What you have to do:
Extract and list every line that contains the word "colors".

Task material:
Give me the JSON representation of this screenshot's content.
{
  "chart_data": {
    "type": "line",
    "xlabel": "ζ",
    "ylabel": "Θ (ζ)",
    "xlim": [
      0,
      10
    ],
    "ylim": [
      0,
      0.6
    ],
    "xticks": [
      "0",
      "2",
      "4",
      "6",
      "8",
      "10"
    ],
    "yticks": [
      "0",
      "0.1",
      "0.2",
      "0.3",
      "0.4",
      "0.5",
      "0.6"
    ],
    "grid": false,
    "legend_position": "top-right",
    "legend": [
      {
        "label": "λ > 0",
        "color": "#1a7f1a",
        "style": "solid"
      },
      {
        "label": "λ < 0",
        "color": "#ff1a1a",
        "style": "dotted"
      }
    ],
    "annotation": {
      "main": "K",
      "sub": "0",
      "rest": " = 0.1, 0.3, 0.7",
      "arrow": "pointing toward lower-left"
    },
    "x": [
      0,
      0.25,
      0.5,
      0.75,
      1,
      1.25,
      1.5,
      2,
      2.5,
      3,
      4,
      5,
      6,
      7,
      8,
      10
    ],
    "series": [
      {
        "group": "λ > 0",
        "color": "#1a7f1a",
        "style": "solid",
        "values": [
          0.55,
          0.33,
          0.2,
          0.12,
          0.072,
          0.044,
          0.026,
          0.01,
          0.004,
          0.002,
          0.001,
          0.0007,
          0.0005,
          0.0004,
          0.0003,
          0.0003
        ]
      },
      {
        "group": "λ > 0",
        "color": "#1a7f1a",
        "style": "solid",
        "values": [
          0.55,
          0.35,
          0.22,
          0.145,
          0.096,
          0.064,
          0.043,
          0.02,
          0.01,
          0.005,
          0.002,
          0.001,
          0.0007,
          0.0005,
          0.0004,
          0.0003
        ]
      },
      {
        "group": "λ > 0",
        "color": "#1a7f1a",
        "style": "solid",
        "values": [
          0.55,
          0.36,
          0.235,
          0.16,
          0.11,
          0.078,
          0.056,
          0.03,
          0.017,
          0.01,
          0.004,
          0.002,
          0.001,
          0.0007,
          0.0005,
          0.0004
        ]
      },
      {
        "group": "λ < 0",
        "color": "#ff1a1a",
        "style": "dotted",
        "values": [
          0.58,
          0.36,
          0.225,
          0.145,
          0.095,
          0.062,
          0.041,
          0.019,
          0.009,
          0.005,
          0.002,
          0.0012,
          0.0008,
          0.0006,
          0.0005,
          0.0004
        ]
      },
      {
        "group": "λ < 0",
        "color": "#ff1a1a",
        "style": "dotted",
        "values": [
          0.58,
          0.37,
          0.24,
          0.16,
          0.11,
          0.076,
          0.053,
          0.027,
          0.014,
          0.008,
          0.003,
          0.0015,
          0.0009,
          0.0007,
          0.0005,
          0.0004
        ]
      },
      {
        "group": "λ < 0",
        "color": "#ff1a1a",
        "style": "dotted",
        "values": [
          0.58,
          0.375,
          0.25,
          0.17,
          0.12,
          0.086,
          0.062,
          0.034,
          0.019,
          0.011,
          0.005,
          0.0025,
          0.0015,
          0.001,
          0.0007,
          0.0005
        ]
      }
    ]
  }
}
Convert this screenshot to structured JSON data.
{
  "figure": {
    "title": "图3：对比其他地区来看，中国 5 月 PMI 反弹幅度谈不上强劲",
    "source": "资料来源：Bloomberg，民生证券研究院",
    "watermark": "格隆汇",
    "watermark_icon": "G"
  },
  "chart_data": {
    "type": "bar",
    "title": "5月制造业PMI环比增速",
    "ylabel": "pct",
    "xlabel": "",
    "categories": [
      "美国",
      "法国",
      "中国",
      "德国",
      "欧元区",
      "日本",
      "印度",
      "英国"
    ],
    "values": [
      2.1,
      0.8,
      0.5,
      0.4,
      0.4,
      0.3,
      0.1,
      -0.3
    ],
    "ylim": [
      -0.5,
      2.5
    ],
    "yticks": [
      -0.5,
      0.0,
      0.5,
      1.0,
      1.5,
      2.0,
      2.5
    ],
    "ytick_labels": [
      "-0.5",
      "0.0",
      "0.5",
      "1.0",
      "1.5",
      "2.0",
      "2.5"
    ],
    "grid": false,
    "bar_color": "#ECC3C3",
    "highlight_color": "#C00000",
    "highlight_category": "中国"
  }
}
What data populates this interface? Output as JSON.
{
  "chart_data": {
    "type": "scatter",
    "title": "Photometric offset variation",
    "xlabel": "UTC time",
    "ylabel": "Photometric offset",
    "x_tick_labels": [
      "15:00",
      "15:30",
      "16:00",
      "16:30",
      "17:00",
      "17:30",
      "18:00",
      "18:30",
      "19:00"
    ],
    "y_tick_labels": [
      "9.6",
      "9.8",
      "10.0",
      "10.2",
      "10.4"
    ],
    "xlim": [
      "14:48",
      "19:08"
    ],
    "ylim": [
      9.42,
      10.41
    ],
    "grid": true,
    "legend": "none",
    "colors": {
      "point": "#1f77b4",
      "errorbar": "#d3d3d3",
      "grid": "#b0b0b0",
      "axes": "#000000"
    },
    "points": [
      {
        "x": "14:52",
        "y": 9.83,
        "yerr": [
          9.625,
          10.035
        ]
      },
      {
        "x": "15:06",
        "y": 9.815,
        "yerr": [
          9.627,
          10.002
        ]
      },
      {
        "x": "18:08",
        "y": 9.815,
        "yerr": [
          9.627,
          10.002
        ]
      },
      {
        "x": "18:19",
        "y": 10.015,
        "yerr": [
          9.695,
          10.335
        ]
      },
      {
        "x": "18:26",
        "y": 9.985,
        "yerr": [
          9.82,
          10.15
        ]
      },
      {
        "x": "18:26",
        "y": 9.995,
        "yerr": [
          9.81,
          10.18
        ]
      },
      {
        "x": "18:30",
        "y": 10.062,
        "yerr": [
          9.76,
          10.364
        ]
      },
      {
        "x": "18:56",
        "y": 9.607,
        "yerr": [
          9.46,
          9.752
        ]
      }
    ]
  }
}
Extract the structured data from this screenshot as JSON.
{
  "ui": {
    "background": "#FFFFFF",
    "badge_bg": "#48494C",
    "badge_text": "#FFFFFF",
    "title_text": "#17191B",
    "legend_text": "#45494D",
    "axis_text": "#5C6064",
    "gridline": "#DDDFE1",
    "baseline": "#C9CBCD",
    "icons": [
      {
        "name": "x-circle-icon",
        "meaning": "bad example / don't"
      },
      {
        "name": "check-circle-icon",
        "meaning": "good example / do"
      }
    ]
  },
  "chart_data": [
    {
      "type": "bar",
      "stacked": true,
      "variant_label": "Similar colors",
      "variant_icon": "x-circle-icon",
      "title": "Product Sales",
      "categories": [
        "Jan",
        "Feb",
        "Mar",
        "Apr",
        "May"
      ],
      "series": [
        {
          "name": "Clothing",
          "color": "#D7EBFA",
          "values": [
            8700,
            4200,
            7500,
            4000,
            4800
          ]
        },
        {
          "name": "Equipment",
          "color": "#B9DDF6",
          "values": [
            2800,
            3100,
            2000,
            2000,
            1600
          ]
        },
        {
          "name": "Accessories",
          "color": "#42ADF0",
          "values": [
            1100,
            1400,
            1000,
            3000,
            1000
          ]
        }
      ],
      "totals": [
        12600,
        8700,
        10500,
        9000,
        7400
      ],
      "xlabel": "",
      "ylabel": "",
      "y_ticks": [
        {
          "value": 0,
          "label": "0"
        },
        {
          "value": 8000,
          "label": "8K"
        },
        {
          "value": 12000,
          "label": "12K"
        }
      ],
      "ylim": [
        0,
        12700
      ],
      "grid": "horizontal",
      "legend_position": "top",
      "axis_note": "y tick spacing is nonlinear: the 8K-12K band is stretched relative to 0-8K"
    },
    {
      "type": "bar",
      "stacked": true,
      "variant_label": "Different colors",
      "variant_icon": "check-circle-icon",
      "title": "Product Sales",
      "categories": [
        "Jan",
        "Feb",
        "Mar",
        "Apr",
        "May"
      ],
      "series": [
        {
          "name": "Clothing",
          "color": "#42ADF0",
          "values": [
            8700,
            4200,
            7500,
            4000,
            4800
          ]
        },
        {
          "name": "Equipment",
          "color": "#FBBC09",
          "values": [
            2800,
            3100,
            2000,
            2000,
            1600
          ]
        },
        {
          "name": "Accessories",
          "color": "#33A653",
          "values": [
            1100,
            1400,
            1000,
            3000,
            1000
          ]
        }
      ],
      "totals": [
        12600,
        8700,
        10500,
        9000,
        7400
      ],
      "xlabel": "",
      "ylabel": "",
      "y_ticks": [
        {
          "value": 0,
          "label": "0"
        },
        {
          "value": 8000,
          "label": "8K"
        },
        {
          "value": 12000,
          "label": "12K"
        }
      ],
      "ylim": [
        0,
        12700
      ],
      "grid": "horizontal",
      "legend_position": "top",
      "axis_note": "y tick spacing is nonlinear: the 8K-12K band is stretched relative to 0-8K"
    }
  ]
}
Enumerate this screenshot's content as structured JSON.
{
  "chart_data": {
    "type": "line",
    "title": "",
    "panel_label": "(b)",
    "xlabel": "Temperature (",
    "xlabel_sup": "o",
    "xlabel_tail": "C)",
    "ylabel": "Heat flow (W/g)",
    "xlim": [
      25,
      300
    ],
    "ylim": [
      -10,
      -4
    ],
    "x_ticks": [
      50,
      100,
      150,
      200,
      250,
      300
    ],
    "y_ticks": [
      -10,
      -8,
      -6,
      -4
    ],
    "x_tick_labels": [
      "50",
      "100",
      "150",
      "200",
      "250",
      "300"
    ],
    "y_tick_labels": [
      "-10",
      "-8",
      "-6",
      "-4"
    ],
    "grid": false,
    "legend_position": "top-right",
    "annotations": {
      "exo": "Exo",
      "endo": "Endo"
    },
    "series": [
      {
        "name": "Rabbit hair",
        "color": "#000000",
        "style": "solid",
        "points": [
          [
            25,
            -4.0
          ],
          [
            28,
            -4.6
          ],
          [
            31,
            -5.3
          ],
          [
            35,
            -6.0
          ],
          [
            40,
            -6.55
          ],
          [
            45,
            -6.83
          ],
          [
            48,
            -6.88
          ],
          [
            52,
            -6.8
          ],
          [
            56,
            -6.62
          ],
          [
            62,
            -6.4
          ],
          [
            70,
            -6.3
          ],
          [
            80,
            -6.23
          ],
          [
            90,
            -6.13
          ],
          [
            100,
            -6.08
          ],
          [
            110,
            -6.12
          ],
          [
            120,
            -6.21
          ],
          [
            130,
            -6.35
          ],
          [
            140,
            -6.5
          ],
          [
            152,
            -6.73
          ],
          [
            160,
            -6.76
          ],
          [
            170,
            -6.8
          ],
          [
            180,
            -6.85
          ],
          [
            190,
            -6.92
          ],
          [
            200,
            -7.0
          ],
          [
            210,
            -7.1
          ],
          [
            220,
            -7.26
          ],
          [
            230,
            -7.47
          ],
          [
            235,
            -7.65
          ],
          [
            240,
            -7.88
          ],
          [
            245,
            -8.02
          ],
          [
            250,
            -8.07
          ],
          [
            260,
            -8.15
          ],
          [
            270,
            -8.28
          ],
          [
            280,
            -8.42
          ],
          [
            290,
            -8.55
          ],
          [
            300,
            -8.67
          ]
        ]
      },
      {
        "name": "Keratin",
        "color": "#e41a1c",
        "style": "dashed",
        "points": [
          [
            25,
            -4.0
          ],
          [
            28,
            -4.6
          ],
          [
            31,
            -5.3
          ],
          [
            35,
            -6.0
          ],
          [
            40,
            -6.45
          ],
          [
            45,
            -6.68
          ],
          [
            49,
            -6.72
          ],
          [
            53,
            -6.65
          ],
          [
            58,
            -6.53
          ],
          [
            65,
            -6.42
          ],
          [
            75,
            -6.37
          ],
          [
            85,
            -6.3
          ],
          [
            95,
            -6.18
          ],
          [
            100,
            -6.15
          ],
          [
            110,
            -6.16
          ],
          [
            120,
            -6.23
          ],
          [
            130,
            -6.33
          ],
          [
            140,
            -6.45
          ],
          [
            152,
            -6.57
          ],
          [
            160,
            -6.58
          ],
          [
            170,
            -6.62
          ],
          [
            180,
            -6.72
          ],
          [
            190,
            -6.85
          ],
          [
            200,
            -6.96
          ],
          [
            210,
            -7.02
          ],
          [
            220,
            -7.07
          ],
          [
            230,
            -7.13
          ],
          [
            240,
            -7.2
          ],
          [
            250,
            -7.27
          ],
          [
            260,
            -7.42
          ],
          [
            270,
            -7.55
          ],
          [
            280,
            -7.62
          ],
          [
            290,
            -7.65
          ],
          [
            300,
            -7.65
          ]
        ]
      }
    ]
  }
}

Solution to this problem:
    "colors": {
      "variant_label": "Similar colors",
      "variant_label": "Different colors",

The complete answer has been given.